# AIM OF THE TASK:
Return every record exactly as written.

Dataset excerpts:

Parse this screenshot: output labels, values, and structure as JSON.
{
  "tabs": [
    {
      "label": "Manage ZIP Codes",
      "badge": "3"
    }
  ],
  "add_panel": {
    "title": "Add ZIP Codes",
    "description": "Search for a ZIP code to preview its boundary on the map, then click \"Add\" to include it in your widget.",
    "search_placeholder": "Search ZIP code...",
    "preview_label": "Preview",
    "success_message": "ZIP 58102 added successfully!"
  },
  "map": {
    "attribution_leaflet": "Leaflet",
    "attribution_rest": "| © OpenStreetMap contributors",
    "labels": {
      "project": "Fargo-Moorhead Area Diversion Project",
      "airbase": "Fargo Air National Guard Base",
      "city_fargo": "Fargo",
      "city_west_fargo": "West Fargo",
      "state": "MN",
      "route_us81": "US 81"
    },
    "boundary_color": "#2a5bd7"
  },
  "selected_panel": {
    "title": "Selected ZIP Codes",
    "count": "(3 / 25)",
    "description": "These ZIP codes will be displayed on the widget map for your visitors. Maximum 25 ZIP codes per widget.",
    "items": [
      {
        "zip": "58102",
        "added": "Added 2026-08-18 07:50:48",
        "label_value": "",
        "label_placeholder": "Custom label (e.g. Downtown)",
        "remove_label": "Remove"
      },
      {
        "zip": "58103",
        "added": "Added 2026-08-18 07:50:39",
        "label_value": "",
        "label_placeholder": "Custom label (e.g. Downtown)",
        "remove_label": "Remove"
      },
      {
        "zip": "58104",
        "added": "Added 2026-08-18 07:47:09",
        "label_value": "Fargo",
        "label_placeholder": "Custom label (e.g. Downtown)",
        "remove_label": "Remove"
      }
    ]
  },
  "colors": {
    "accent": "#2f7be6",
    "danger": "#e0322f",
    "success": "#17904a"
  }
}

# REPLY TO THE TASK:
Parse this screenshot: output labels, values, and structure as JSON.
{
  "tabs": [
    {
      "label": "Manage ZIP Codes",
      "badge": "3"
    }
  ],
  "add_panel": {
    "title": "Add ZIP Codes",
    "description": "Search for a ZIP code to preview its boundary on the map, then click \"Add\" to include it in your widget.",
    "search_placeholder": "Search ZIP code...",
    "preview_label": "Preview",
    "success_message": "ZIP 58102 added successfully!"
  },
  "map": {
    "attribution_leaflet": "Leaflet",
    "attribution_rest": "| © OpenStreetMap contributors",
    "labels": {
      "project": "Fargo-Moorhead Area Diversion Project",
      "airbase": "Fargo Air National Guard Base",
      "city_fargo": "Fargo",
      "city_west_fargo": "West Fargo",
      "state": "MN",
      "route_us81": "US 81"
    },
    "boundary_color": "#2a5bd7"
  },
  "selected_panel": {
    "title": "Selected ZIP Codes",
    "count": "(3 / 25)",
    "description": "These ZIP codes will be displayed on the widget map for your visitors. Maximum 25 ZIP codes per widget.",
    "items": [
      {
        "zip": "58102",
        "added": "Added 2026-08-18 07:50:48",
        "label_value": "",
        "label_placeholder": "Custom label (e.g. Downtown)",
        "remove_label": "Remove"
      },
      {
        "zip": "58103",
        "added": "Added 2026-08-18 07:50:39",
        "label_value": "",
        "label_placeholder": "Custom label (e.g. Downtown)",
        "remove_label": "Remove"
      },
      {
        "zip": "58104",
        "added": "Added 2026-08-18 07:47:09",
        "label_value": "Fargo",
        "label_placeholder": "Custom label (e.g. Downtown)",
        "remove_label": "Remove"
      }
    ]
  },
  "colors": {
    "accent": "#2f7be6",
    "danger": "#e0322f",
    "success": "#17904a"
  }
}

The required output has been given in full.